[START OF Supplied material]

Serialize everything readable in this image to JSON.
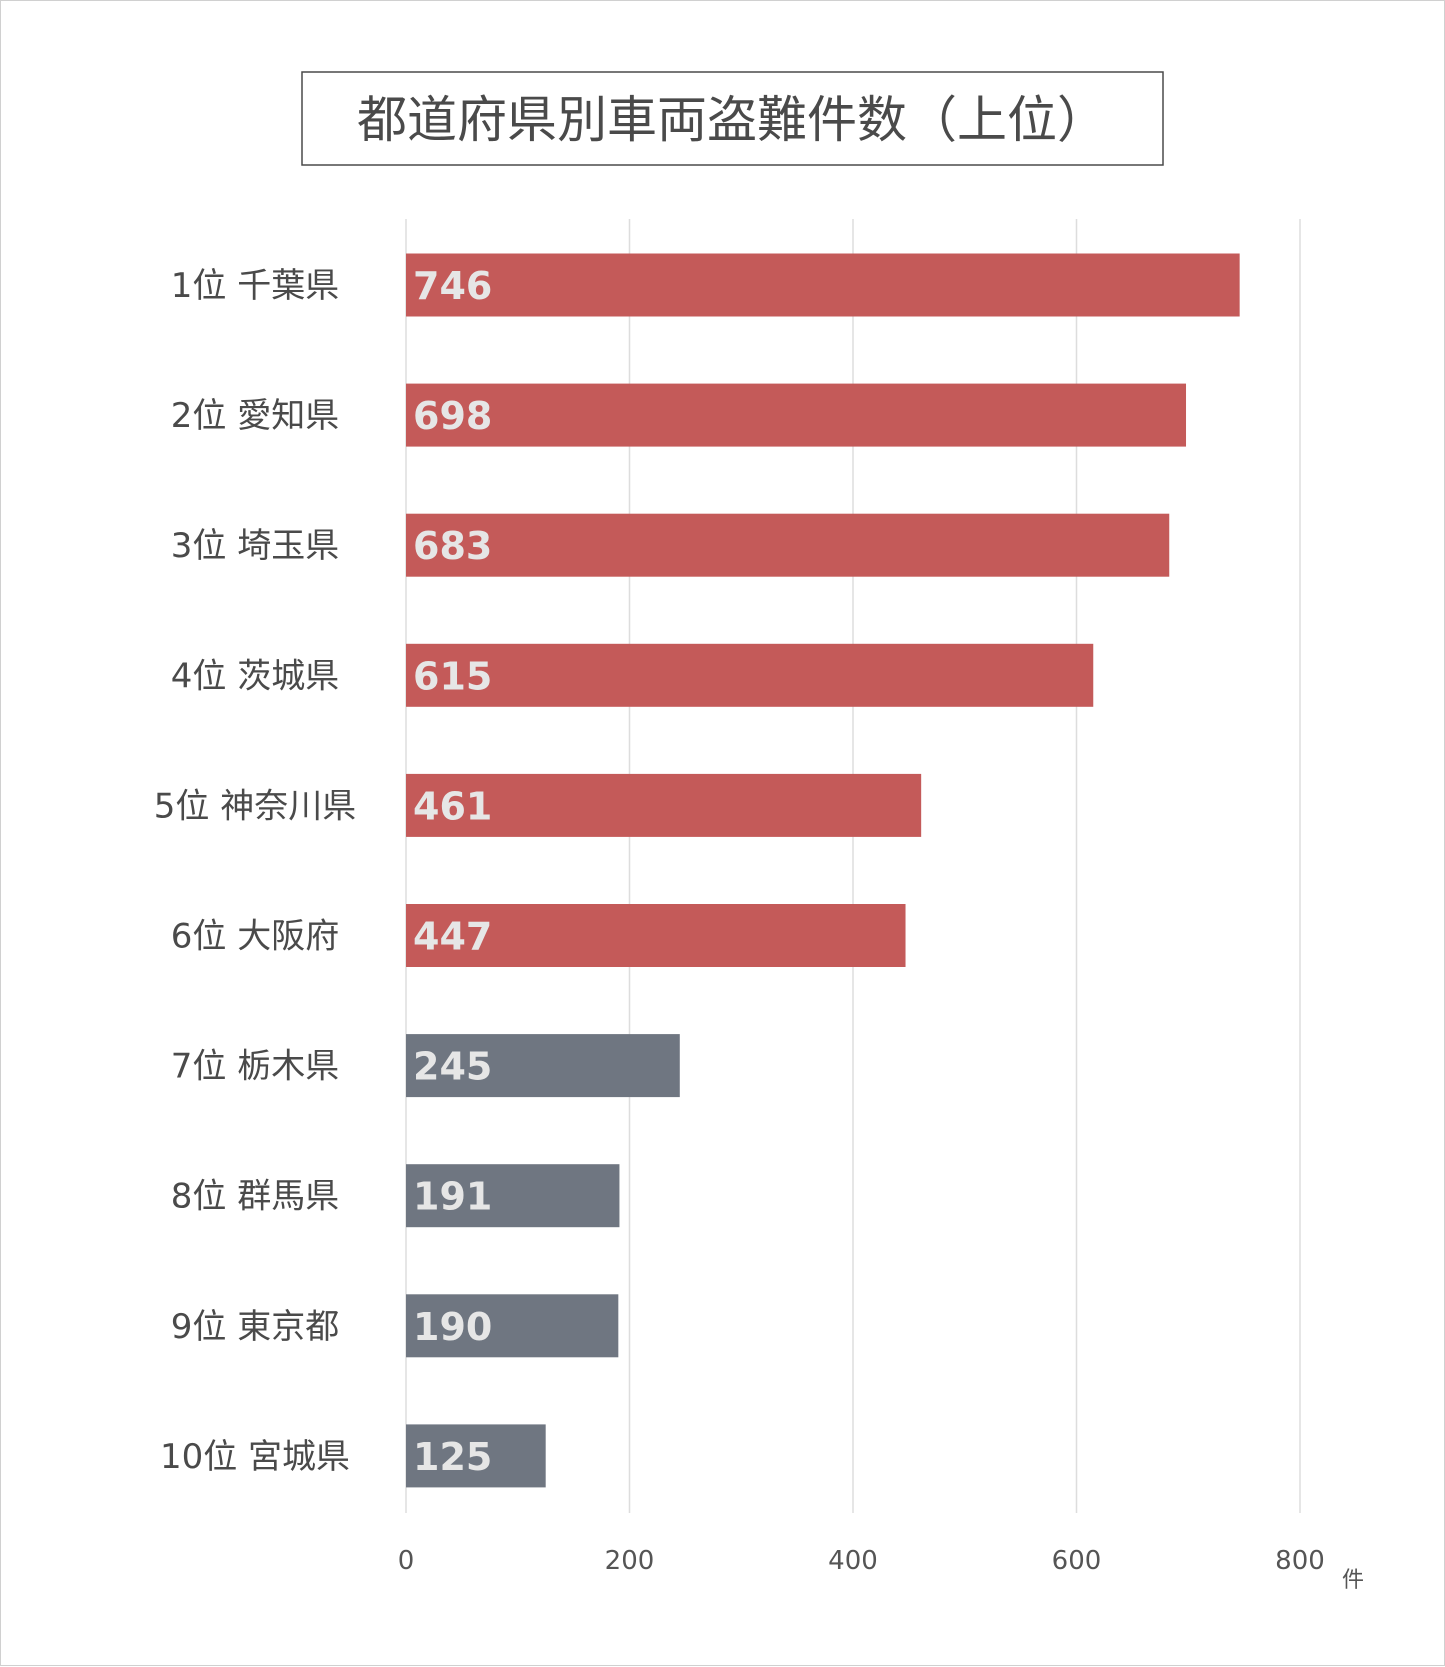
{
  "chart_data": {
    "type": "bar",
    "orientation": "horizontal",
    "title": "都道府県別車両盗難件数（上位）",
    "categories": [
      "1位 千葉県",
      "2位 愛知県",
      "3位 埼玉県",
      "4位 茨城県",
      "5位 神奈川県",
      "6位 大阪府",
      "7位 栃木県",
      "8位 群馬県",
      "9位 東京都",
      "10位 宮城県"
    ],
    "values": [
      746,
      698,
      683,
      615,
      461,
      447,
      245,
      191,
      190,
      125
    ],
    "xlim": [
      0,
      800
    ],
    "xticks": [
      0,
      200,
      400,
      600,
      800
    ],
    "x_unit": "件",
    "grid": "vertical",
    "legend": "none",
    "colors": {
      "highlight": "#c45a59",
      "other": "#6f7681",
      "grid": "#dddddd",
      "value_text": "#e6e6e6"
    },
    "highlight_top_n": 6
  }
}
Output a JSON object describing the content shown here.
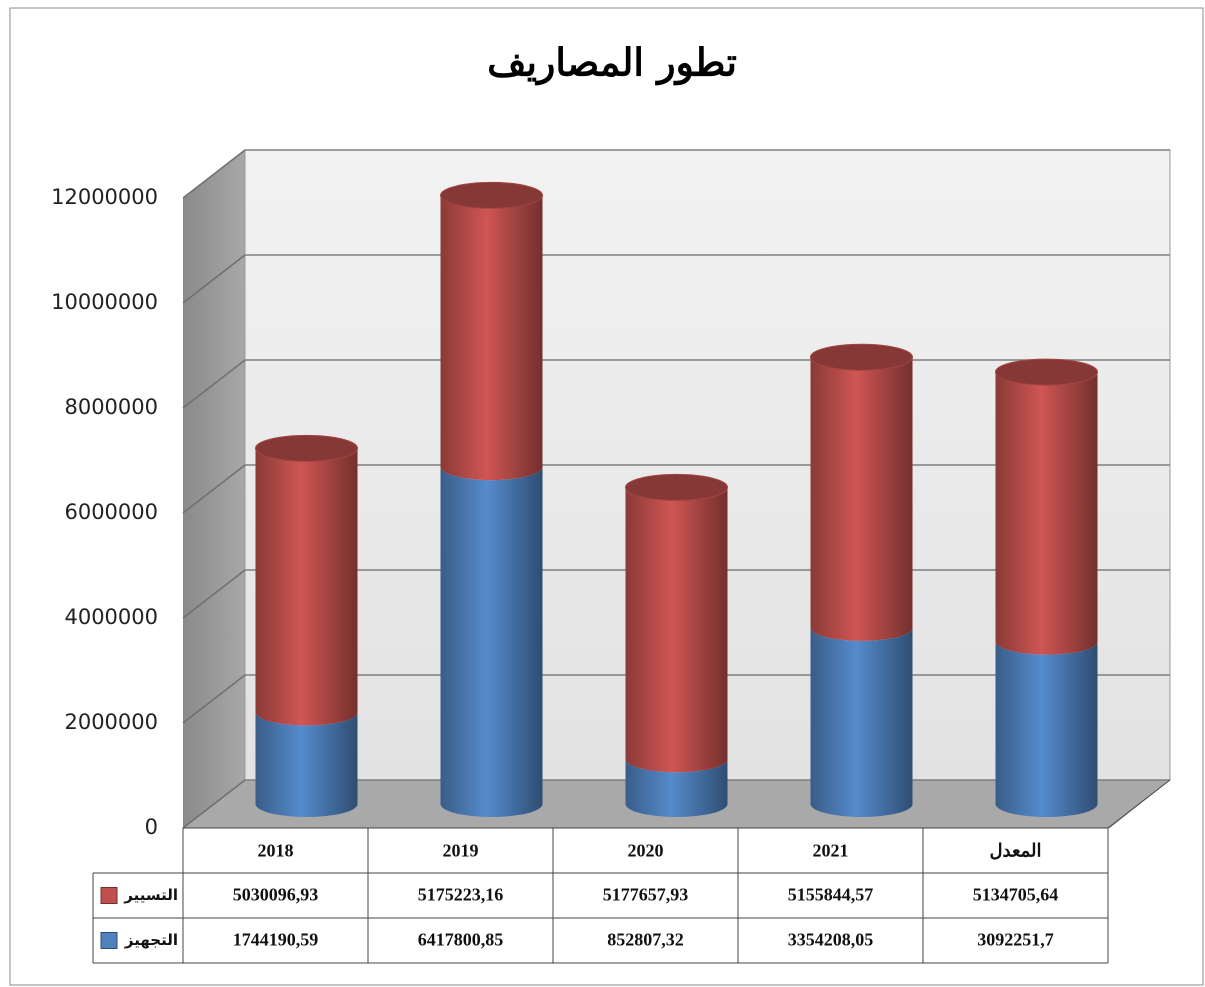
{
  "chart_data": {
    "type": "bar3d-stacked-cylinder",
    "title": "تطور المصاريف",
    "categories": [
      "2018",
      "2019",
      "2020",
      "2021",
      "المعدل"
    ],
    "series": [
      {
        "name": "التجهيز",
        "color": "#4f81bd",
        "values": [
          1744190.59,
          6417800.85,
          852807.32,
          3354208.05,
          3092251.7
        ],
        "value_labels": [
          "1744190,59",
          "6417800,85",
          "852807,32",
          "3354208,05",
          "3092251,7"
        ]
      },
      {
        "name": "التسيير",
        "color": "#c0504d",
        "values": [
          5030096.93,
          5175223.16,
          5177657.93,
          5155844.57,
          5134705.64
        ],
        "value_labels": [
          "5030096,93",
          "5175223,16",
          "5177657,93",
          "5155844,57",
          "5134705,64"
        ]
      }
    ],
    "ylim": [
      0,
      12000000
    ],
    "yticks": [
      0,
      2000000,
      4000000,
      6000000,
      8000000,
      10000000,
      12000000
    ],
    "grid": true
  }
}
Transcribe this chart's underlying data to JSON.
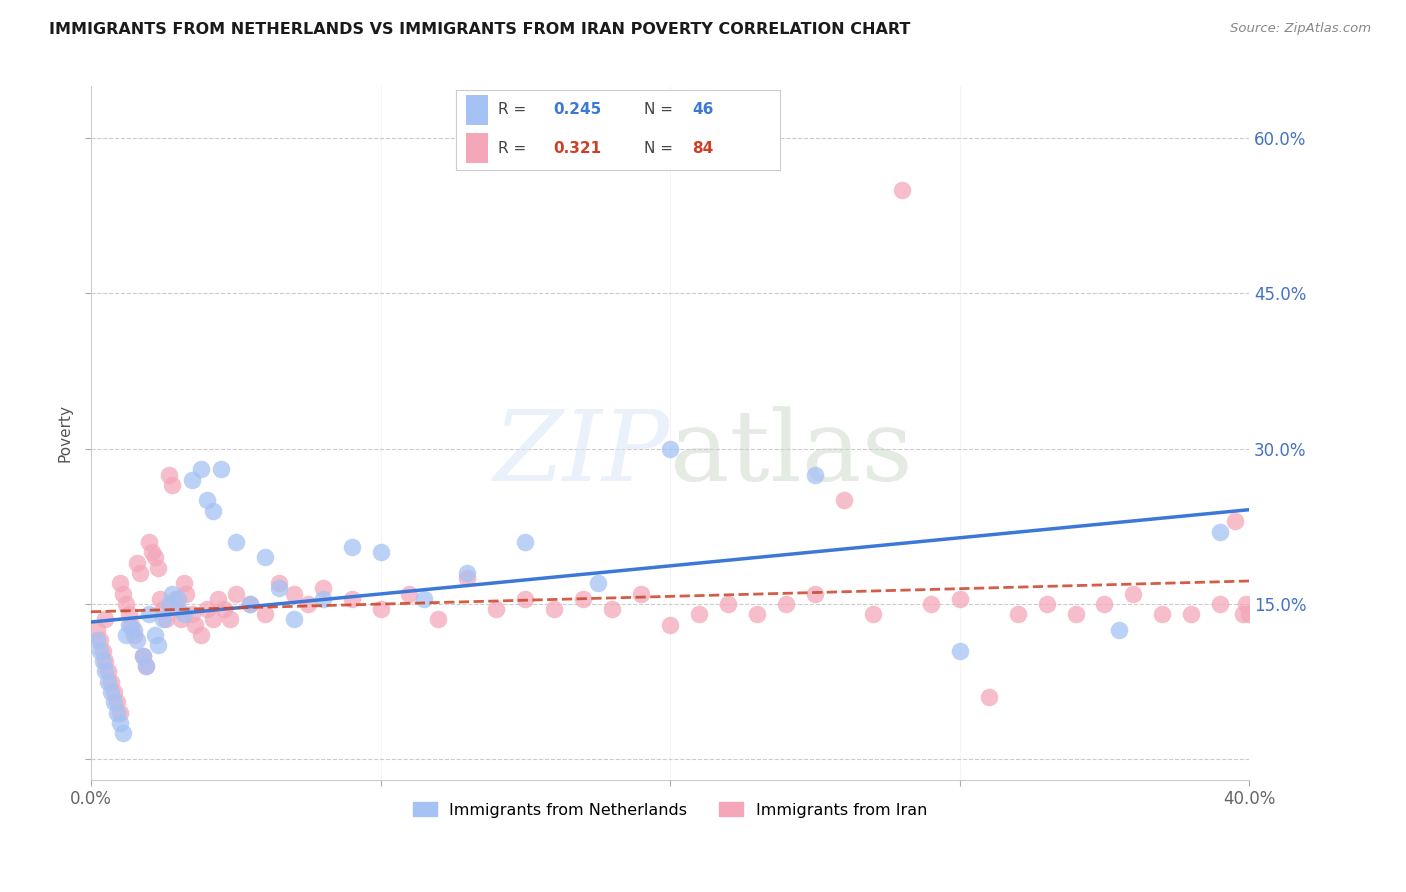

[END OF Supplied material]

(Description of the task) Search the data above for lines holding "type" and copy each of them.

(Full response)
    "type": "bar",
    "type": "bar3d-stacked-cylinder",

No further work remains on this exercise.